* WRITTEN PROBLEM *
Pick out the lines below that include the string "bottom".

--

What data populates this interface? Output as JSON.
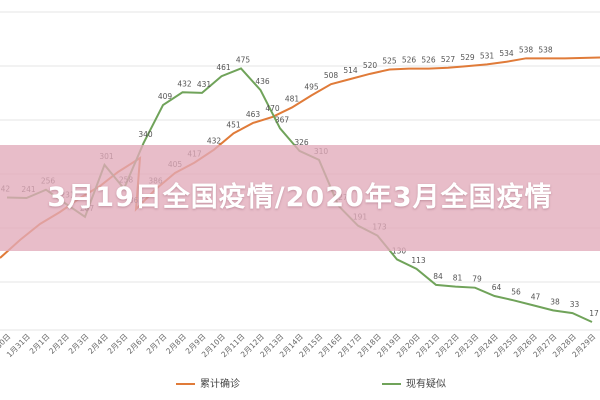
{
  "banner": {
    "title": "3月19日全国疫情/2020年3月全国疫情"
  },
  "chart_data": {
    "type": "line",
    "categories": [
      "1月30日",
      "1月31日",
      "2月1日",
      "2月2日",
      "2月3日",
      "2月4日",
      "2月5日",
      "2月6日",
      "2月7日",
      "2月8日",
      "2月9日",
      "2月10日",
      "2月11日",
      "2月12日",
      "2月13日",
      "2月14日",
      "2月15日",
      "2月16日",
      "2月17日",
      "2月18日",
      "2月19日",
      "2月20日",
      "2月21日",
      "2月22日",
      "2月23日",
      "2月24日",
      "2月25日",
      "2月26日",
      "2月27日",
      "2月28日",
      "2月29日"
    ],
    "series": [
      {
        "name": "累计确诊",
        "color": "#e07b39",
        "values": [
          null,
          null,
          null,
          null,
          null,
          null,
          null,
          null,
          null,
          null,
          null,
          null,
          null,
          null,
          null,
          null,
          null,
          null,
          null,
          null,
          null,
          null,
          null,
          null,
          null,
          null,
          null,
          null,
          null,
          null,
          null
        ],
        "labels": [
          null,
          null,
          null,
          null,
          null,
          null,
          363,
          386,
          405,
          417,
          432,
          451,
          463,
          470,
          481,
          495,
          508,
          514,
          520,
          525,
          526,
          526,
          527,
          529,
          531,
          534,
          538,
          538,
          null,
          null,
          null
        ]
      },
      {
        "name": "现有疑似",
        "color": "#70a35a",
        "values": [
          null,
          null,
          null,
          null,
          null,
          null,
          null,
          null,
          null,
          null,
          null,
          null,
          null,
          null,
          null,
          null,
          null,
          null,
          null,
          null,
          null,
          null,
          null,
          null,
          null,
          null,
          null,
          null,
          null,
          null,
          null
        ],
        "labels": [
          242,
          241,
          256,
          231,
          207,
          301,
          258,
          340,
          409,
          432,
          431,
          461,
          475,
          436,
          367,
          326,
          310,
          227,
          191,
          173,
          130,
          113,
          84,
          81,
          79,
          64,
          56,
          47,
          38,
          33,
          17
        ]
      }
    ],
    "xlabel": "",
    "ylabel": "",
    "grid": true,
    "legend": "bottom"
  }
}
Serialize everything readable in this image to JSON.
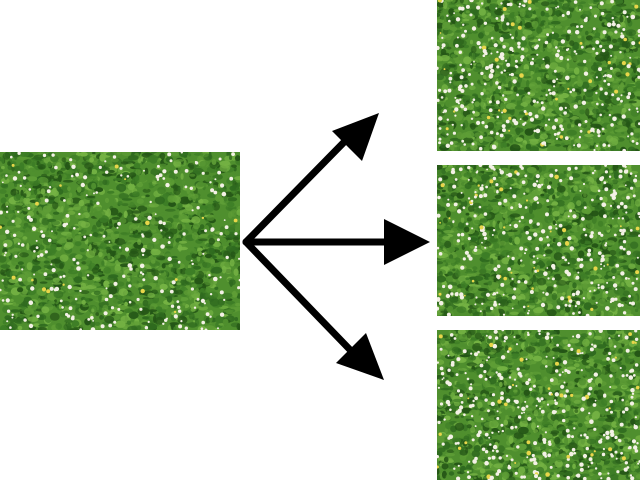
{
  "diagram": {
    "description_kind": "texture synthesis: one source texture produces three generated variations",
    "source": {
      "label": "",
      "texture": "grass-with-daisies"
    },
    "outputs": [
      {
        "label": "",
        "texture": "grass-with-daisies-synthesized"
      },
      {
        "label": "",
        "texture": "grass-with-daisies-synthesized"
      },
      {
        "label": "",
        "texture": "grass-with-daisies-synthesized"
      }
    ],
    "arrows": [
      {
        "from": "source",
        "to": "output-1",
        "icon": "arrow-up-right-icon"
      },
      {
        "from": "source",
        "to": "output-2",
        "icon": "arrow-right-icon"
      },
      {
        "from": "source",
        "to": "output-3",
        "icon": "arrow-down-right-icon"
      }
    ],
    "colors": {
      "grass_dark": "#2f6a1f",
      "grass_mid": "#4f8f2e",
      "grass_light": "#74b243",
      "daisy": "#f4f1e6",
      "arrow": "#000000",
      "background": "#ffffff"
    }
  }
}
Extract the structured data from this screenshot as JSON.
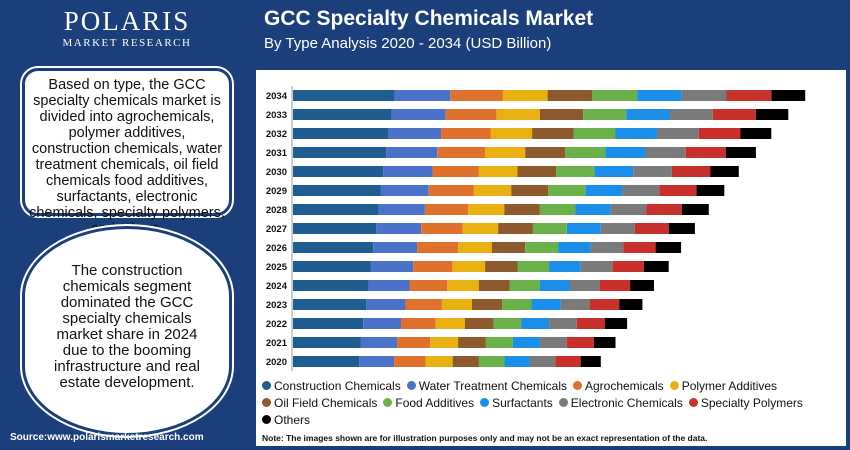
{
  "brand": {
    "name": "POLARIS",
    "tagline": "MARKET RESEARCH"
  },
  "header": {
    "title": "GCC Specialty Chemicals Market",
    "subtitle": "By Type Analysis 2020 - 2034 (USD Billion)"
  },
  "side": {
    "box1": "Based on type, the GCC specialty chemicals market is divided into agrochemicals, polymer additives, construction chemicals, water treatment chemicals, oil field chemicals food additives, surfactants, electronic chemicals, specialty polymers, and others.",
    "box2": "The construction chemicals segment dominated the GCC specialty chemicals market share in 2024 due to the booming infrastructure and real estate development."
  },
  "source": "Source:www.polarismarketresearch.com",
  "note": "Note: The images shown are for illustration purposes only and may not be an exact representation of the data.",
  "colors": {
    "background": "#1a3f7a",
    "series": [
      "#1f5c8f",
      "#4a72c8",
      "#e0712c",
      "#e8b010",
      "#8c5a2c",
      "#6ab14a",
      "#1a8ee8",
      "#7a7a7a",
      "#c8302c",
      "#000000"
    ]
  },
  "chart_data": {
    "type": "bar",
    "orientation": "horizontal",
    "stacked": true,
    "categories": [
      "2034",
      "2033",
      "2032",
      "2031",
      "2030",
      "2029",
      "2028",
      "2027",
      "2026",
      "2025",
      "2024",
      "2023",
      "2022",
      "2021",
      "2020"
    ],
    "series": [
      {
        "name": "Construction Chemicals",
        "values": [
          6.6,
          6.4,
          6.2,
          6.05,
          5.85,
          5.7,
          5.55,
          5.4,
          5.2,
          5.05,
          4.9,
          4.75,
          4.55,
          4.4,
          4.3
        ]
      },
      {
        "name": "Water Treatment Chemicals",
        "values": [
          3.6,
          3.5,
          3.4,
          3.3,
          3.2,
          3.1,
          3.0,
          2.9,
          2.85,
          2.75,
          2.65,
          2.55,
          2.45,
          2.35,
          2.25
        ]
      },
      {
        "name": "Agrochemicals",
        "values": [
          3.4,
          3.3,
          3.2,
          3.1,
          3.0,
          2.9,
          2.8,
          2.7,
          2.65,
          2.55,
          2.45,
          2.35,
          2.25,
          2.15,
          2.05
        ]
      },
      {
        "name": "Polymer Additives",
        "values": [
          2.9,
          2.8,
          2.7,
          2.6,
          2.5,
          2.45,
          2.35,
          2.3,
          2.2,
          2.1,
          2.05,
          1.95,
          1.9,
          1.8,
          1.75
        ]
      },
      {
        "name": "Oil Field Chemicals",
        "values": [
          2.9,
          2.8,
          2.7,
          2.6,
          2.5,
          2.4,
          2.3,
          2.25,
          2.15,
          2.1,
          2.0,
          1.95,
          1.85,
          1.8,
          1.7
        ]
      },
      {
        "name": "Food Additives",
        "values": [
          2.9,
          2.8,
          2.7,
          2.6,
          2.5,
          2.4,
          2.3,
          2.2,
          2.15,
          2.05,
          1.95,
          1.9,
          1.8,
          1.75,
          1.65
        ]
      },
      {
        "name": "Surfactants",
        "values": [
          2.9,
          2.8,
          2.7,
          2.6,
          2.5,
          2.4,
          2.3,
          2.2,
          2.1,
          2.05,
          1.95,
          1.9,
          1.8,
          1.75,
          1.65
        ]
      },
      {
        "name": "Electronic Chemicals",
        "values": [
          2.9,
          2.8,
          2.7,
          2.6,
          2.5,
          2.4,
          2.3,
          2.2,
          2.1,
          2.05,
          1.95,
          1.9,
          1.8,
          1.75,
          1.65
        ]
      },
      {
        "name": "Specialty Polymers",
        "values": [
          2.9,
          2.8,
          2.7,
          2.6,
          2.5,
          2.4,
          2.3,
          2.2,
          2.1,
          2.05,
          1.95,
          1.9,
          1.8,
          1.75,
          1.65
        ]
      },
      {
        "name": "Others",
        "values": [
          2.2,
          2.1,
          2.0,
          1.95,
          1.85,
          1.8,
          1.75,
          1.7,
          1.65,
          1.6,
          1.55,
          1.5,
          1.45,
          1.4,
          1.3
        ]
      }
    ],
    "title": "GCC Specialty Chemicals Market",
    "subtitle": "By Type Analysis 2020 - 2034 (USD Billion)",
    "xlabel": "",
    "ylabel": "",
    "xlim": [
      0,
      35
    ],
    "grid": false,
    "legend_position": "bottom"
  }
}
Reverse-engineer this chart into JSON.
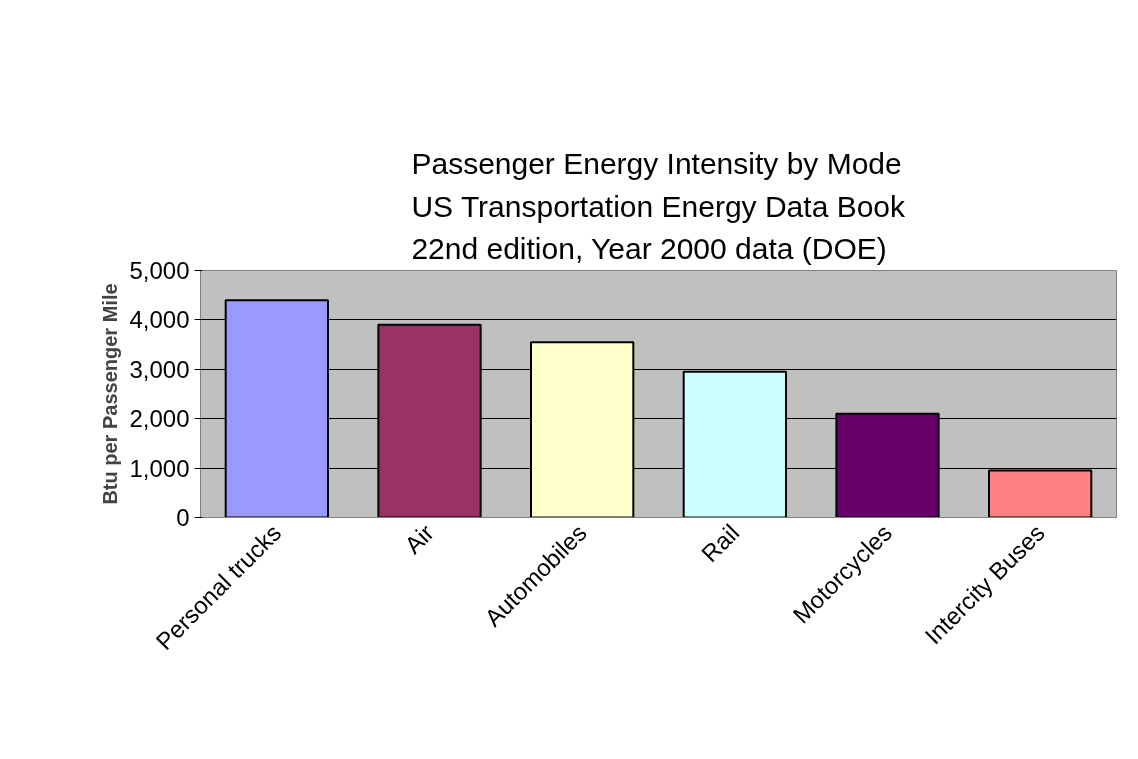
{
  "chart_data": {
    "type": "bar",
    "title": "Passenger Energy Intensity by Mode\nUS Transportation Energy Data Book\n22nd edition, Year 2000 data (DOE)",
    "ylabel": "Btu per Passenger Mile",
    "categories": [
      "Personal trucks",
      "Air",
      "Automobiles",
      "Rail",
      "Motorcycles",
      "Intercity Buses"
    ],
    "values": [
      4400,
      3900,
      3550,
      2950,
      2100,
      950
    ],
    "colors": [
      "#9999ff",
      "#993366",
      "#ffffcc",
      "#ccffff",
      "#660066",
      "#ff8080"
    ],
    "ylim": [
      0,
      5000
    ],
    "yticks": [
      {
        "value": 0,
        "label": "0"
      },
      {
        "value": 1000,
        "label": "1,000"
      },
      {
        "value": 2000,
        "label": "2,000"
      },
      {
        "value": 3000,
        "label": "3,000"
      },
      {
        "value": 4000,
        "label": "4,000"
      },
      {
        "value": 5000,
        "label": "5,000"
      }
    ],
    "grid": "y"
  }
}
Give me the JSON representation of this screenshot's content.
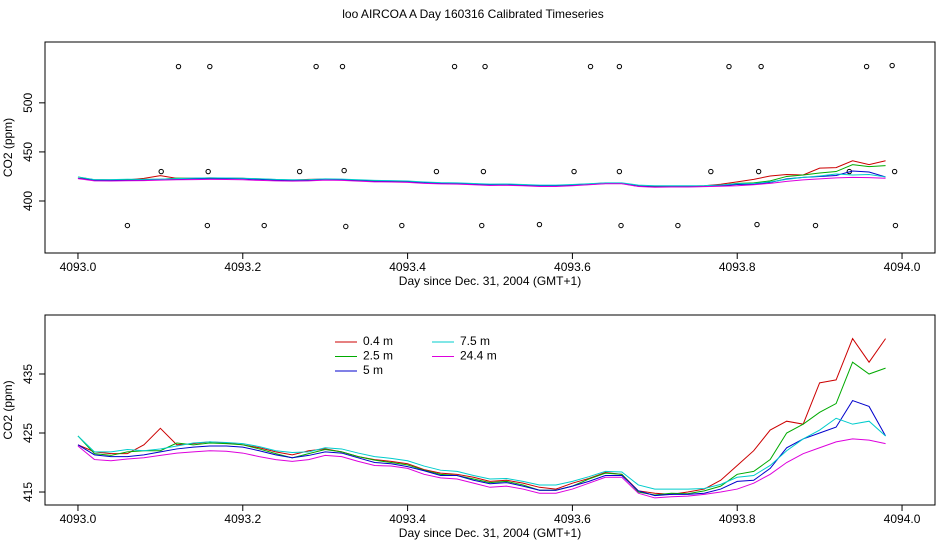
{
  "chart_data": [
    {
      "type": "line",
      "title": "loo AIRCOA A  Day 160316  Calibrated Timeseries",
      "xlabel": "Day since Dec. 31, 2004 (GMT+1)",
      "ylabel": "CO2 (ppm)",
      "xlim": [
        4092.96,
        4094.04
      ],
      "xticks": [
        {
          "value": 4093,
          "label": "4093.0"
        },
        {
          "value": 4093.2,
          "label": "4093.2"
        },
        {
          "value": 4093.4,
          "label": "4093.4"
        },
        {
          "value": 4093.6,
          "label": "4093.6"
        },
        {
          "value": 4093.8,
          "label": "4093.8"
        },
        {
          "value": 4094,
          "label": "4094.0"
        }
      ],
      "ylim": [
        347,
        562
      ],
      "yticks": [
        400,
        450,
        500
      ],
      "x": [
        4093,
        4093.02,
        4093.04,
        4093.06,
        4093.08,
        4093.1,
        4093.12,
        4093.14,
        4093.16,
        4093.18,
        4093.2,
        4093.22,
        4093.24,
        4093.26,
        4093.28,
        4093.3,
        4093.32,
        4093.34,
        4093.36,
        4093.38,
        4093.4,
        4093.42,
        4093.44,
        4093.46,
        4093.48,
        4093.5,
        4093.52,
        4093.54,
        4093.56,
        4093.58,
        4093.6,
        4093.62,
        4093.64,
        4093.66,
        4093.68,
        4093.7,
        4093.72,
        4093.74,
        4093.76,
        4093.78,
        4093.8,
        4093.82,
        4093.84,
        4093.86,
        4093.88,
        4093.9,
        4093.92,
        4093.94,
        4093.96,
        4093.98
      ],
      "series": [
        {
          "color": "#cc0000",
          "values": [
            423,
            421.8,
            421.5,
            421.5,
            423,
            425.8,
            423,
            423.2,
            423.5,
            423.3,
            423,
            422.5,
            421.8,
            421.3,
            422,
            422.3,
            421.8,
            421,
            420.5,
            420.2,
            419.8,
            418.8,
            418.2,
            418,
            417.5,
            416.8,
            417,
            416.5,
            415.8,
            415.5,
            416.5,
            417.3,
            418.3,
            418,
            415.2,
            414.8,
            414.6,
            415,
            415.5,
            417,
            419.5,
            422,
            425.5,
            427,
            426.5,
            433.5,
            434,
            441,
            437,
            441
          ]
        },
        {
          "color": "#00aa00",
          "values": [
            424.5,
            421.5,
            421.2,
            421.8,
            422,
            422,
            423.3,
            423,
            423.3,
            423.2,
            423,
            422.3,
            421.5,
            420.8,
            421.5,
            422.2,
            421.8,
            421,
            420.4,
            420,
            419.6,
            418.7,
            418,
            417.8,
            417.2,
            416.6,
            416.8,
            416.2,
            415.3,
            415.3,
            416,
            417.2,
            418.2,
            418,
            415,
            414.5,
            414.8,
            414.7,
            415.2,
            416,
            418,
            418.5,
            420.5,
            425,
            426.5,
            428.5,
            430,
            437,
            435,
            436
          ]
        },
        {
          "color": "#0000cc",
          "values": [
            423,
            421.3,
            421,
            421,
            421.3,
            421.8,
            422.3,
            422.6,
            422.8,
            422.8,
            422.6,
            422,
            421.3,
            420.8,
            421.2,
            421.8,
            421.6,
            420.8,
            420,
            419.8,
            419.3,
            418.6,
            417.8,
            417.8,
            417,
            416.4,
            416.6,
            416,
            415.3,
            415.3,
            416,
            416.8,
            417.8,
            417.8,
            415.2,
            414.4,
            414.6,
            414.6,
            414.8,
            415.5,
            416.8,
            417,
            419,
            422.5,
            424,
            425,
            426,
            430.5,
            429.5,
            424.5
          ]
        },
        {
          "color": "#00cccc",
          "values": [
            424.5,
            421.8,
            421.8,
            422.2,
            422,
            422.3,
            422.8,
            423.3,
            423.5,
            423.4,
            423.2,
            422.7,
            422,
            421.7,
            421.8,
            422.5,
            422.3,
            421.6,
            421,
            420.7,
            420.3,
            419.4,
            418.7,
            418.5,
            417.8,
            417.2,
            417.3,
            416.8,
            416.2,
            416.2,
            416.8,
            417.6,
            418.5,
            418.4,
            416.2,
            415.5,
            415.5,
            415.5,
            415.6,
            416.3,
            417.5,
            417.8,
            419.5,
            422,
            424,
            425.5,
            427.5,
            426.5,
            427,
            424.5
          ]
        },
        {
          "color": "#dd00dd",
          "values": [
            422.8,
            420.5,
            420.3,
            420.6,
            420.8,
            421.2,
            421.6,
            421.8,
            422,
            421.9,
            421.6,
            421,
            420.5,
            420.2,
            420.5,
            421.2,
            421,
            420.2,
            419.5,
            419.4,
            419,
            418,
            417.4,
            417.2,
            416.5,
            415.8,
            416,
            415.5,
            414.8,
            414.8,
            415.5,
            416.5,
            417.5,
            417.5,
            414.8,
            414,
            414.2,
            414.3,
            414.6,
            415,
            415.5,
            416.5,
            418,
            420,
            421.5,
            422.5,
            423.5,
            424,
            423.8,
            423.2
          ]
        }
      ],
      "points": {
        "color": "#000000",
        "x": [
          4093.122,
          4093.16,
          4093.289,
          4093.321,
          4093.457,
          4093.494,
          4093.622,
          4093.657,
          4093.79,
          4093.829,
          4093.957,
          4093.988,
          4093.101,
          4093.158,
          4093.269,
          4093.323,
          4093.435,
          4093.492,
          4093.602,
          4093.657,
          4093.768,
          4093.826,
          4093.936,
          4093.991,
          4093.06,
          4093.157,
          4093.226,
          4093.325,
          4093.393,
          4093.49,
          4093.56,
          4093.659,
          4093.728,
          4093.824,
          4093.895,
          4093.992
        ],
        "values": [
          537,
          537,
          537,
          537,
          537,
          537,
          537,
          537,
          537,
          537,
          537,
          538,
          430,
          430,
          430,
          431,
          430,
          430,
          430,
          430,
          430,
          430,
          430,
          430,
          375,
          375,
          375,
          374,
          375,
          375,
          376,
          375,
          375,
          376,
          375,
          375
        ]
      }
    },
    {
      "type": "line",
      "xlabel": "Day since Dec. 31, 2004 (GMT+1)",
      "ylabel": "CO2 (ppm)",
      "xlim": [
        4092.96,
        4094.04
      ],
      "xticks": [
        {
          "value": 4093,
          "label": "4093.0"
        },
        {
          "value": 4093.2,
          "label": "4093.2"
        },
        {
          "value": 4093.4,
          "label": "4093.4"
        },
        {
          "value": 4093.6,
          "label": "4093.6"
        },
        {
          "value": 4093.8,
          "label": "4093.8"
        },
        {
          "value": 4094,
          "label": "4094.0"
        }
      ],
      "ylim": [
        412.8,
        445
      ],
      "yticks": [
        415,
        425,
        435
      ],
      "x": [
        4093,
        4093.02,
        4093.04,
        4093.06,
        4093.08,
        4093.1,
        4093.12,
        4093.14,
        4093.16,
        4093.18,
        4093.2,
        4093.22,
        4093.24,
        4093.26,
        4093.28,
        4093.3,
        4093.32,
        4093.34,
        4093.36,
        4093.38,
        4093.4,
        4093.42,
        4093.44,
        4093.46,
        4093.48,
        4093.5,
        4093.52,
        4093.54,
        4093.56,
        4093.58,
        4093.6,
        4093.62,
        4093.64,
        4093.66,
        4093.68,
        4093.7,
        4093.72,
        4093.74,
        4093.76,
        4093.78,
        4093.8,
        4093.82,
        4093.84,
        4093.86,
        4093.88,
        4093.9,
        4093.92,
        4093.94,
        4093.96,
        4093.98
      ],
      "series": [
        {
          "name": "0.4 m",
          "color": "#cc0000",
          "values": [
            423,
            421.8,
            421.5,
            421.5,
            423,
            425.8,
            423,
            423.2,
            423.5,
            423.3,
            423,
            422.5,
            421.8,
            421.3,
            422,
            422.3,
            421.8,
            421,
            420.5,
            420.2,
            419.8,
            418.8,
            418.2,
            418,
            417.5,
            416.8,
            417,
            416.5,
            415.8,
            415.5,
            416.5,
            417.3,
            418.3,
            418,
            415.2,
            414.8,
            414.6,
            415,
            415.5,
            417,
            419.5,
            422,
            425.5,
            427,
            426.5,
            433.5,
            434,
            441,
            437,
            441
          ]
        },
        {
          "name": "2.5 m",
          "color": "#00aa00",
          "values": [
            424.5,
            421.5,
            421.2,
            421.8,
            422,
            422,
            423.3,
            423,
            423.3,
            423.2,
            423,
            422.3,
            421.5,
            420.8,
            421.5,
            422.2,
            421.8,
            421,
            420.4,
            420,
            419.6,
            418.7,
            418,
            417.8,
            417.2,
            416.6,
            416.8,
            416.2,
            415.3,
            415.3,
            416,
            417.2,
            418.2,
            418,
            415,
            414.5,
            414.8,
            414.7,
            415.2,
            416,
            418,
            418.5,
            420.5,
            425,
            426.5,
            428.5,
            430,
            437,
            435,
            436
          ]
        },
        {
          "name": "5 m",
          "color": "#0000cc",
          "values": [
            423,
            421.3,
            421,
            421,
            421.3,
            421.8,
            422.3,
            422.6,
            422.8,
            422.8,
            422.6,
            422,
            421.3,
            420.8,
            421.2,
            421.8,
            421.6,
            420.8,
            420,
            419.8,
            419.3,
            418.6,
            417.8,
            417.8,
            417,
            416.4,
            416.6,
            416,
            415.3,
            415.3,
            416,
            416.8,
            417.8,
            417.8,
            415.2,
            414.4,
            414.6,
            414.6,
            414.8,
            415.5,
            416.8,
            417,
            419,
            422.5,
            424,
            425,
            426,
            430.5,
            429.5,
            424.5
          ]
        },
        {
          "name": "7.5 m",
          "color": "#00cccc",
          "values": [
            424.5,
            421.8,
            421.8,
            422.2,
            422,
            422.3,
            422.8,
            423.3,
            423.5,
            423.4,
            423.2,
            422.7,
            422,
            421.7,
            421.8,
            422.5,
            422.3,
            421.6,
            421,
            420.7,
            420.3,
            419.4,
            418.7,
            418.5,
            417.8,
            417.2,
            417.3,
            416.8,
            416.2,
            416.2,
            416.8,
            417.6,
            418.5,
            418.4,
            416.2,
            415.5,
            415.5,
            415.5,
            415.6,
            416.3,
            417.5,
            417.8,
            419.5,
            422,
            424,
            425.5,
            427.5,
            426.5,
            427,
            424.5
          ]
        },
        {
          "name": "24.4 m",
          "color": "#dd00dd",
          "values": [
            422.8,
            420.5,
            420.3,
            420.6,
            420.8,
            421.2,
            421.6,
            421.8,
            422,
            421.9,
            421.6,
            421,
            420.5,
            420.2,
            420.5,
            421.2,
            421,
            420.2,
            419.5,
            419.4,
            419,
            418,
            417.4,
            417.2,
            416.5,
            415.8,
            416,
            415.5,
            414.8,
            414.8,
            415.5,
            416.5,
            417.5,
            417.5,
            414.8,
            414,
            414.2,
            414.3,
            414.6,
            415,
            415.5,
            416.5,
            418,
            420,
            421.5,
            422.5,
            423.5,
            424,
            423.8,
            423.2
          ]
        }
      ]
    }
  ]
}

--

* EXERCISE RESULT *
    "legend": "bottom"
    "legend_position": "bottom"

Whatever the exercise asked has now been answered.